* _TASK DETAILS_
Lines that hold the string "author" are to be counted; give only their number.

* _ENTRIES SHOWN_
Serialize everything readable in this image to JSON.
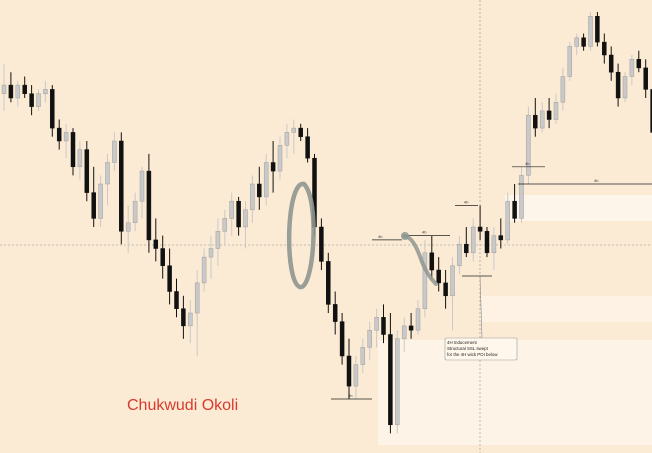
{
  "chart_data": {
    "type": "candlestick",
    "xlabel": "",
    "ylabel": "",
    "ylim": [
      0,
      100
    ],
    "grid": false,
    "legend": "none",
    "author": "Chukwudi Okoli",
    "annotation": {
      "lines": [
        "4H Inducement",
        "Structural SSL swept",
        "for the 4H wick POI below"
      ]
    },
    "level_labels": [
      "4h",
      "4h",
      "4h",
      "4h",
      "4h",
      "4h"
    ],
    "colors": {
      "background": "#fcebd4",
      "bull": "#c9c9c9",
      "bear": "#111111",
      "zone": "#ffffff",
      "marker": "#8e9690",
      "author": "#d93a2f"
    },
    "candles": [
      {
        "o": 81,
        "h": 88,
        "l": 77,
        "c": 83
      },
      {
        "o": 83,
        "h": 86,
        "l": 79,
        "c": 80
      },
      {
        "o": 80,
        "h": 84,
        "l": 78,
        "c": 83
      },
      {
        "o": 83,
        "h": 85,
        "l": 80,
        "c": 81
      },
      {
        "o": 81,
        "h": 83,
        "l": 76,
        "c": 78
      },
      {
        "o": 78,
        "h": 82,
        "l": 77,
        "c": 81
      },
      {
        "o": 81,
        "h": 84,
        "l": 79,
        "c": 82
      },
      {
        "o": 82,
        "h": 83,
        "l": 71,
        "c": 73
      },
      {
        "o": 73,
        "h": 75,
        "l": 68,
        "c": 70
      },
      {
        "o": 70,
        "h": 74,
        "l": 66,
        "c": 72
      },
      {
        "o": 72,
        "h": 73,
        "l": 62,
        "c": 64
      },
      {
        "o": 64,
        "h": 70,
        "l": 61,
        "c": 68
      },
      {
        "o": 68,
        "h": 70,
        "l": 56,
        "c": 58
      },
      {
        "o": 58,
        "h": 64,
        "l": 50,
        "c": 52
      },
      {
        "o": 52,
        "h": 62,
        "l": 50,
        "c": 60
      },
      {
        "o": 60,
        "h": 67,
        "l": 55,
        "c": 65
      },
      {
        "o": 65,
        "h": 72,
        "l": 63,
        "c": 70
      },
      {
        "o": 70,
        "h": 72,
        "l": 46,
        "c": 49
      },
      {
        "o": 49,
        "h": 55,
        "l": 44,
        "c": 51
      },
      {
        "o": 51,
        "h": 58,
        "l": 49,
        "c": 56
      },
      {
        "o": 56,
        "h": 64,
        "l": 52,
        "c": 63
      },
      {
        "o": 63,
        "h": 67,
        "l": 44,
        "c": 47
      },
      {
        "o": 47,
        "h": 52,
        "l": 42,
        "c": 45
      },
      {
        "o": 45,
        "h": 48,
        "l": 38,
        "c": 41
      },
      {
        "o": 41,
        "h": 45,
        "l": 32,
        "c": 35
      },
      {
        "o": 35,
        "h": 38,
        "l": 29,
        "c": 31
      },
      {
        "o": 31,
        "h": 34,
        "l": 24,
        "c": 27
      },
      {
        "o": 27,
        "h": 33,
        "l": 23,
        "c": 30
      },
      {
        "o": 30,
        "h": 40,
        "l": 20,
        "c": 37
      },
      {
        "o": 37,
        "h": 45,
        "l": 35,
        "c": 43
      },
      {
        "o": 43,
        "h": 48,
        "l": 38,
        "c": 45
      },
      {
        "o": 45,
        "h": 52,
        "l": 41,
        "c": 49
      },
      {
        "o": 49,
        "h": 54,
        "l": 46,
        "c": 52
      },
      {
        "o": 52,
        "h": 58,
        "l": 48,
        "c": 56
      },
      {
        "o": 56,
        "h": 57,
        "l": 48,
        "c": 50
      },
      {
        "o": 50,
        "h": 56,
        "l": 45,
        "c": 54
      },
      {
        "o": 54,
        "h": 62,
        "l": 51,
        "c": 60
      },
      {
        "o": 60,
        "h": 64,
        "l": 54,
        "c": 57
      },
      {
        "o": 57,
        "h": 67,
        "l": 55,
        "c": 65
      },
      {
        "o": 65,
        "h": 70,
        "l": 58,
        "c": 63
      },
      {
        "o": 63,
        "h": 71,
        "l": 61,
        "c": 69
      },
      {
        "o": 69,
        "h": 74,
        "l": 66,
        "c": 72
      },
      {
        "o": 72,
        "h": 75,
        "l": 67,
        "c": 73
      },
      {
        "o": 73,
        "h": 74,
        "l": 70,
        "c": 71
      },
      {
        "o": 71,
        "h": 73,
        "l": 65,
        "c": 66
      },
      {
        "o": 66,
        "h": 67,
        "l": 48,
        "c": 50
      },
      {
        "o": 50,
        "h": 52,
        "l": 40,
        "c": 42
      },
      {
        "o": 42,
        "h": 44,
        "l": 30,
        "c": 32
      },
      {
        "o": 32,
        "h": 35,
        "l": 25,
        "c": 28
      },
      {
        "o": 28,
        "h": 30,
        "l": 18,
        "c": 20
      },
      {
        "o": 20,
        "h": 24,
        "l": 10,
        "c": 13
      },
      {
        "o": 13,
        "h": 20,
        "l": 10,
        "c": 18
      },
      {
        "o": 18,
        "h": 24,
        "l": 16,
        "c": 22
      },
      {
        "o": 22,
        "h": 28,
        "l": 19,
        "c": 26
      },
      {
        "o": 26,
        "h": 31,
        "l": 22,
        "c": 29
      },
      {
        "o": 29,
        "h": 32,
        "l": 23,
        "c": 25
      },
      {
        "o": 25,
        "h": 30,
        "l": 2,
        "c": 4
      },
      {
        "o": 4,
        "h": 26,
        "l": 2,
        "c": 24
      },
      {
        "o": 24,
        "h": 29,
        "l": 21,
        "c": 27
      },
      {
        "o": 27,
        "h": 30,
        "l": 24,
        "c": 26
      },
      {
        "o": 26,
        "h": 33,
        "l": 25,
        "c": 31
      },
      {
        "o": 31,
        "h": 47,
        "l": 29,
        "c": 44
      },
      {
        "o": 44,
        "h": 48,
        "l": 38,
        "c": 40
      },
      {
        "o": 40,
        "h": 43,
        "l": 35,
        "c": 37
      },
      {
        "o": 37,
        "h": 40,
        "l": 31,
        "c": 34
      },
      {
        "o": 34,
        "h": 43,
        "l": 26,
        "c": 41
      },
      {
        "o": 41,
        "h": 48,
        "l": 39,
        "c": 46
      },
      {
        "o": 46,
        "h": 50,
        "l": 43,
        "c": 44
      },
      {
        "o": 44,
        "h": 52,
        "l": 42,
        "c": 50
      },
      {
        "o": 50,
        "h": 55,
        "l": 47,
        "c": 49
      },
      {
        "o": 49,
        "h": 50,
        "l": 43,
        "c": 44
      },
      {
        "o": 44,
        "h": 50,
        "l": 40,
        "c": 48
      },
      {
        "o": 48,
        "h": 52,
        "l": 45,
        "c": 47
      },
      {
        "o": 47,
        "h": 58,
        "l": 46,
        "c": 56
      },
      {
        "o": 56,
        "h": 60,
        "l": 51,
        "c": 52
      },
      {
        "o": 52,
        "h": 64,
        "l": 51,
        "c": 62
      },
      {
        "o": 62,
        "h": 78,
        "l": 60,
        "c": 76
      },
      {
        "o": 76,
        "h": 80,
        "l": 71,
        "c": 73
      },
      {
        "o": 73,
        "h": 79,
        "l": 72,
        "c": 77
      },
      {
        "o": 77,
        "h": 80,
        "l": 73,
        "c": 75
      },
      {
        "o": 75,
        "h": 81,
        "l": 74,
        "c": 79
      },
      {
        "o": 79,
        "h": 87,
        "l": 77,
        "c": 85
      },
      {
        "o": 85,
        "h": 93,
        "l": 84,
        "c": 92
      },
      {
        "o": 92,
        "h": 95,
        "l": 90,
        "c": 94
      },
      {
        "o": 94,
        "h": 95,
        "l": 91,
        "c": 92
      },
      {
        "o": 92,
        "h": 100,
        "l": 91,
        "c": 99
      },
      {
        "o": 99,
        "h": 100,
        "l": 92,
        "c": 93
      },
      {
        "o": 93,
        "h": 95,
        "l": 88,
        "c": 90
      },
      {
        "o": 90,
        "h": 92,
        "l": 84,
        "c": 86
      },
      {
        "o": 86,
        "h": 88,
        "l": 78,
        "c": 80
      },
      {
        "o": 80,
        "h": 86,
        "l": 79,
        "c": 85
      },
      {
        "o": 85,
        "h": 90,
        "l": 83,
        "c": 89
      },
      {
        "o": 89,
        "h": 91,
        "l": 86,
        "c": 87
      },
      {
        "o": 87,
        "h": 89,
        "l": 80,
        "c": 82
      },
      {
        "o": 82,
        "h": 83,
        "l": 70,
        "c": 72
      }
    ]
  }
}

* _ANSWER TO THE TASK_
2